Consigna 1: Según el fragmento sobre las obras emblemáticas, ¿por qué motivos enfrentan hoy cuestionamientos esas obras? Enumera todos los que menciona.
Consigna 2: Retoma el fragmento sobre las obras emblemáticas y continúalo a partir de su última oración.

Morena heredó un problema… y decidió esconderlo: obras emblemáticas bajo presión

Las obras emblemáticas del sexenio anterior comienzan a mostrar un desgaste que ya no puede disimularse con discurso. Lo que se presentó como símbolo de transformación hoy enfrenta cuestionamientos por fallas estructurales, sobrecostos y decisiones técnicas que no han resistido el paso del tiempo.

El problema no es únicamente operativo, también es financiero y político, porque los proyectos implican recursos públicos que siguen generando presión presupuestal. La narrativa de éxito se enfrenta con datos que muestran inconsistencias y limitaciones en su funcionamiento.

Ante este escenario, la administración actual se encuentra en una posición compleja, donde reconocer los errores implica asumir costos políticos, pero negarlos o minimizarlos prolonga el problema. La gestión de la información se vuelve entonces una estrategia clave.

Material proporcionado:
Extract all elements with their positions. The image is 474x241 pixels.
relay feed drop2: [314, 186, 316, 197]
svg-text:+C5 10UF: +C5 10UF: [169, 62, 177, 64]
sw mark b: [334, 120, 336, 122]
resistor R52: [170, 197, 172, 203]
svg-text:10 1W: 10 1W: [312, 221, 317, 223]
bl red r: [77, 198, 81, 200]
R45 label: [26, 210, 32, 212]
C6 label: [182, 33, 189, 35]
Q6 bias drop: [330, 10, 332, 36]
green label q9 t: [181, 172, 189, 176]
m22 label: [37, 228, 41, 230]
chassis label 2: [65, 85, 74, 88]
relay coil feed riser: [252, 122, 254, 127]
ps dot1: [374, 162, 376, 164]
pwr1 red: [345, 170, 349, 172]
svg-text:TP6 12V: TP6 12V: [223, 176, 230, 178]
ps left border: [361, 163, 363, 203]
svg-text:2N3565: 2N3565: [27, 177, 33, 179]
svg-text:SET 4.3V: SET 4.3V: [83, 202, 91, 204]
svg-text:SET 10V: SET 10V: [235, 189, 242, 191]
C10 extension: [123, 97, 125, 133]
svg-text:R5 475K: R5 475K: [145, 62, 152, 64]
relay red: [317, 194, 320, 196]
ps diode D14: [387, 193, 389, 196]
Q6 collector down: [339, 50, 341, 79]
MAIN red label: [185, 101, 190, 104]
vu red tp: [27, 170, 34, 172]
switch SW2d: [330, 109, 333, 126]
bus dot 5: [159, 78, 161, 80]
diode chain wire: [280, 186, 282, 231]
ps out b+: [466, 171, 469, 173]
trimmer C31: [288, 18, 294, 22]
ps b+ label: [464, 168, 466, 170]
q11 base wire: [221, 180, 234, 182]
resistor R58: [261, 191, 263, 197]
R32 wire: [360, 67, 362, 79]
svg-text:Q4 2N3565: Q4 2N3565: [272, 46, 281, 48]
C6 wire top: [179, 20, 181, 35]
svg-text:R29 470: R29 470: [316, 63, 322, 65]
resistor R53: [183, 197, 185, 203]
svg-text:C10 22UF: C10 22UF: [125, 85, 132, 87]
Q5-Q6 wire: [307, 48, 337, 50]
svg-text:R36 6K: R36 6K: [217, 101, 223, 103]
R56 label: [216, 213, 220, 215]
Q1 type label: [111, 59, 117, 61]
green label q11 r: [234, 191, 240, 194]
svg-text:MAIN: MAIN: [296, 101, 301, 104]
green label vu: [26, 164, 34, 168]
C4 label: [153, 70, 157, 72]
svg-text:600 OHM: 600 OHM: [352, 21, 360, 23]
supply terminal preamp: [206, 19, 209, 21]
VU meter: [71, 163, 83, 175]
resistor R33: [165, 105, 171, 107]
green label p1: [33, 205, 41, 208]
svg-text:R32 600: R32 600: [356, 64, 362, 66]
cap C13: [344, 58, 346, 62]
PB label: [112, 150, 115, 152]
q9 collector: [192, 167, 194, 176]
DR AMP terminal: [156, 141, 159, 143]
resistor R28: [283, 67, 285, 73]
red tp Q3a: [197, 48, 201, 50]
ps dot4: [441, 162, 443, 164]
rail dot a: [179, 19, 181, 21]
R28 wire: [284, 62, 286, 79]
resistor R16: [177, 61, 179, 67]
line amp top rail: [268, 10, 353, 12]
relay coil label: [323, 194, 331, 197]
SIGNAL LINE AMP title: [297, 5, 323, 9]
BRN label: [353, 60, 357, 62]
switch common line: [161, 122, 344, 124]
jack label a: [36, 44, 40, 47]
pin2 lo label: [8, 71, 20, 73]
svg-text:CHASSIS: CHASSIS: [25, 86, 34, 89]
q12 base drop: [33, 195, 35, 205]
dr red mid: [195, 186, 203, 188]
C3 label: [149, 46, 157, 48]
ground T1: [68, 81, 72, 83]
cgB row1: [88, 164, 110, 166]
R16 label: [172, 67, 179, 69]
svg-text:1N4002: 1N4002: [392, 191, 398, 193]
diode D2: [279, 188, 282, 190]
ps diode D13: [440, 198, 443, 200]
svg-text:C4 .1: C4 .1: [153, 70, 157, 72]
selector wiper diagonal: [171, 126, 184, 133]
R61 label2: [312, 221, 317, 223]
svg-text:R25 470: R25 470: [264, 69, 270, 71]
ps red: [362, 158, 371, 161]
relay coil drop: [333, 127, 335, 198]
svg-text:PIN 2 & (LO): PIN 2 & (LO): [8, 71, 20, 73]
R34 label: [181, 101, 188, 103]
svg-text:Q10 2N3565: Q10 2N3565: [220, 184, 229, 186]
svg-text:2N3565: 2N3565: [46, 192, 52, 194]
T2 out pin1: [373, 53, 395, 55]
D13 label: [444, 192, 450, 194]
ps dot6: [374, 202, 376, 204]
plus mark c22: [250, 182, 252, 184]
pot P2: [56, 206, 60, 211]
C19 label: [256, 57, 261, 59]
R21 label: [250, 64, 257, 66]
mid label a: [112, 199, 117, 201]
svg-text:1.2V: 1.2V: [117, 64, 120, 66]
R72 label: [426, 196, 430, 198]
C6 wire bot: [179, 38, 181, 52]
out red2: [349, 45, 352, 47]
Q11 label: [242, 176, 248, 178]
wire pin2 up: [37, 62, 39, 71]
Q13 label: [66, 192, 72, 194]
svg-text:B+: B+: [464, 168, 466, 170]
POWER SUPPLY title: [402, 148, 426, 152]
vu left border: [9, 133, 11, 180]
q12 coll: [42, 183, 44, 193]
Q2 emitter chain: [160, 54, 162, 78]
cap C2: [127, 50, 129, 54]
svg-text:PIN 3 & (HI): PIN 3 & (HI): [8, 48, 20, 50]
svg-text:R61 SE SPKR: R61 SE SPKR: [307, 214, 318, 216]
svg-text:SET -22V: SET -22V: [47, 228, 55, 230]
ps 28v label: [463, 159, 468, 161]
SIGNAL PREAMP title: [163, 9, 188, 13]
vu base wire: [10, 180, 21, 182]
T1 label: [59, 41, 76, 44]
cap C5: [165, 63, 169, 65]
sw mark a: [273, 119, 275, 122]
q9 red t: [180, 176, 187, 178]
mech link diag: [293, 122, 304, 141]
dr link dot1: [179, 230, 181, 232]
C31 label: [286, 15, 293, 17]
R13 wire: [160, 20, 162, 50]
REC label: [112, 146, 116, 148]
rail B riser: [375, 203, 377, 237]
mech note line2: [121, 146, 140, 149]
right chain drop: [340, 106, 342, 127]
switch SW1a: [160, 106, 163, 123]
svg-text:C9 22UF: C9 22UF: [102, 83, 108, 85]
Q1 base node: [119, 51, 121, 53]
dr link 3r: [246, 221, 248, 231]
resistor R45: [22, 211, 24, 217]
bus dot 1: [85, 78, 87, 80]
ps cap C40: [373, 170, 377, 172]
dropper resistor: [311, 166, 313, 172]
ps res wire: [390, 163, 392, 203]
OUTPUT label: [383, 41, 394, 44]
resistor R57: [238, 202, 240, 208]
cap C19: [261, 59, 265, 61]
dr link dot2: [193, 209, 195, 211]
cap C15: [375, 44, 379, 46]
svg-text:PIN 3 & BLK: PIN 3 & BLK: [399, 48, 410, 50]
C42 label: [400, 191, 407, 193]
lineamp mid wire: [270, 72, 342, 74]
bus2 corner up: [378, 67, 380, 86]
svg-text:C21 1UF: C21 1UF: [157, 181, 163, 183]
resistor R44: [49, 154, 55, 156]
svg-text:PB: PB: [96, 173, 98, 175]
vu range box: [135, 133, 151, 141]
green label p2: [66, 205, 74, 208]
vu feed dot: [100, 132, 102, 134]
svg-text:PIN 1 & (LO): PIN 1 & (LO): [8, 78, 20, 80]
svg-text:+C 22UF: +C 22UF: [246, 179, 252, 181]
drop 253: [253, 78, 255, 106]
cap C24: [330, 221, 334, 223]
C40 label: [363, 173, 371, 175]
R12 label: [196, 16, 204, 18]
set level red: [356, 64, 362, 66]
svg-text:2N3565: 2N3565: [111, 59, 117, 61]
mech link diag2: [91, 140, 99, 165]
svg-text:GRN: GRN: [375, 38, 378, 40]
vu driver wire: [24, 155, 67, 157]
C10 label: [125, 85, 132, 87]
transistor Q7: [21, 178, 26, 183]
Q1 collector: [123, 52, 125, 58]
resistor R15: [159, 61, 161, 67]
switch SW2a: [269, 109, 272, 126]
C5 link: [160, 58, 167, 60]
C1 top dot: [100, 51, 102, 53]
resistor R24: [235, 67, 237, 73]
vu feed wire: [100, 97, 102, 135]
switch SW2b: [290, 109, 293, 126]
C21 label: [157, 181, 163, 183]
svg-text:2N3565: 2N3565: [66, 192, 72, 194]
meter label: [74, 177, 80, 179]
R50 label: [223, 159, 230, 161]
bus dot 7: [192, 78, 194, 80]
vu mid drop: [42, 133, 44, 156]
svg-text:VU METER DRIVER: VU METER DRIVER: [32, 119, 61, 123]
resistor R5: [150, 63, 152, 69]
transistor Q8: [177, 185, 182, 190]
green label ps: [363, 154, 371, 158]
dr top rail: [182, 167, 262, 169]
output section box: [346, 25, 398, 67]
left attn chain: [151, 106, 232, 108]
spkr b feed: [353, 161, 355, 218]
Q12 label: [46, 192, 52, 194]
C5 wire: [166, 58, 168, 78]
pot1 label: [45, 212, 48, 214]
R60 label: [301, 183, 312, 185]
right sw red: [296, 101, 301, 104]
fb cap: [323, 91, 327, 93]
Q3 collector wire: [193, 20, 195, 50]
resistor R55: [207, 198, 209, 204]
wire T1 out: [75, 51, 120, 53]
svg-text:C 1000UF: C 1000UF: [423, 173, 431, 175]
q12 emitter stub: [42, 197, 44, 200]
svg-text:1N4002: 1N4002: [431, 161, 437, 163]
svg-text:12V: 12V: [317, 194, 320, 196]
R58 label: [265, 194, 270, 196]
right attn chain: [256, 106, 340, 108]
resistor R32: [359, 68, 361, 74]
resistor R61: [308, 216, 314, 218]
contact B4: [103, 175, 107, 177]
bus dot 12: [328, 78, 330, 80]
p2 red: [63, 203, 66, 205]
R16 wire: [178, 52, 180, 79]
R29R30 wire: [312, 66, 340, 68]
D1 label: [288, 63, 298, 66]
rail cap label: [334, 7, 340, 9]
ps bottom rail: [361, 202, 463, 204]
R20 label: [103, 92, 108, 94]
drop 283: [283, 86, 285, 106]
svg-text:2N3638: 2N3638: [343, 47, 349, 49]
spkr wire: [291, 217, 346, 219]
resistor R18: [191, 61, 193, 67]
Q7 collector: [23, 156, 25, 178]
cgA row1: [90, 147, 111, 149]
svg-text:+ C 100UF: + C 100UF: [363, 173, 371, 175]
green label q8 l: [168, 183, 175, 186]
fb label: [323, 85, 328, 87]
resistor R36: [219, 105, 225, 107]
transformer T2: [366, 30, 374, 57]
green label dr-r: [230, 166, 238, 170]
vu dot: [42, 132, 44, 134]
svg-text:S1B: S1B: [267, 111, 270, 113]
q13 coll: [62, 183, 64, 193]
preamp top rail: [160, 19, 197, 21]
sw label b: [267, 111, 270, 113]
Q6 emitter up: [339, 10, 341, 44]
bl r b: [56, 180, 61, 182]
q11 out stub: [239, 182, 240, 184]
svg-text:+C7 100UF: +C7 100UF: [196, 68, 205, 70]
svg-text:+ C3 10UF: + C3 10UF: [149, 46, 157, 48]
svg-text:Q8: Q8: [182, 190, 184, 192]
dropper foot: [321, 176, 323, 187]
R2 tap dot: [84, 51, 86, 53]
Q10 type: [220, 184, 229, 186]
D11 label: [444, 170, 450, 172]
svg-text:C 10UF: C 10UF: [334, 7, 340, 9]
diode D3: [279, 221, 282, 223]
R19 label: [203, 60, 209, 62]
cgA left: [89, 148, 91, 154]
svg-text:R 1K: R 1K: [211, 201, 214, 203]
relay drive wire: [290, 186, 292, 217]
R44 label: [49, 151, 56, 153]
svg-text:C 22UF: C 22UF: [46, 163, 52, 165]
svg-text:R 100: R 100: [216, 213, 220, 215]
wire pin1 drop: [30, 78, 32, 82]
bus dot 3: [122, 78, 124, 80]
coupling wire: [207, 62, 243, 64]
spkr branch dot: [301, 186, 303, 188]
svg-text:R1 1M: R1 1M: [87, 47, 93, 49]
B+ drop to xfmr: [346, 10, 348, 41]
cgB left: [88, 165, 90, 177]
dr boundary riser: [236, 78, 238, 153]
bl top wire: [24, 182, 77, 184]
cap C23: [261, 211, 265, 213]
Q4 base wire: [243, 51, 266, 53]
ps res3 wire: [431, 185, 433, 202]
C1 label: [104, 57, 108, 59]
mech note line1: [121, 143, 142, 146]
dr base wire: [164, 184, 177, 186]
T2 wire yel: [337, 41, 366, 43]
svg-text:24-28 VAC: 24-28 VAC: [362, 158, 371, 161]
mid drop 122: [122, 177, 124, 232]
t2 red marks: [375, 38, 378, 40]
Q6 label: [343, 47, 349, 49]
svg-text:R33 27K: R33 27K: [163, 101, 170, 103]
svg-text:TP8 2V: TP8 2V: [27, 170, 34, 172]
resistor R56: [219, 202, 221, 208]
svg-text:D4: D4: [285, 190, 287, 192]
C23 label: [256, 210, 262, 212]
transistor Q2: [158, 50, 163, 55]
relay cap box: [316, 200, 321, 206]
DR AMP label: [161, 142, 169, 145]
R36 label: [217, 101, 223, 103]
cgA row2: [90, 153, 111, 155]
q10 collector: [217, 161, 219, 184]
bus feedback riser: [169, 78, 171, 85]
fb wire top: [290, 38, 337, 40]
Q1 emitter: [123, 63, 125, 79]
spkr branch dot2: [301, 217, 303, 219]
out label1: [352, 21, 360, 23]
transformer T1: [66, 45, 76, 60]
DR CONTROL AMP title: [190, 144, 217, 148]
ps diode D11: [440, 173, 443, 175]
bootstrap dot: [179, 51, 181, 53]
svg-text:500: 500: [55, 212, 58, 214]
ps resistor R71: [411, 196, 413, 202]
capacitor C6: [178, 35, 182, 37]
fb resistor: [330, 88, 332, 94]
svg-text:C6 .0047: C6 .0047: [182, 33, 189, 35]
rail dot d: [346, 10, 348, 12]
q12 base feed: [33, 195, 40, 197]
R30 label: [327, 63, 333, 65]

Respuesta 1:
- Fallas estructurales
- Sobrecostos
- Decisiones técnicas que no han resistido el paso del tiempo

Respuesta 2:
Este comportamiento encaja con una lógica que se ha repetido en el gobierno de Morena, donde se privilegia el control del discurso sobre la transparencia total. El problema es que las fallas no desaparecen con narrativa, y tarde o temprano se vuelven visibles.

Cuando los proyectos que debían sostener un cambio comienzan a mostrar debilidad, el impacto no es solo técnico, es político. Porque ahí es donde se rompe la promesa inicial. Y ese quiebre es el que comienza a pesar.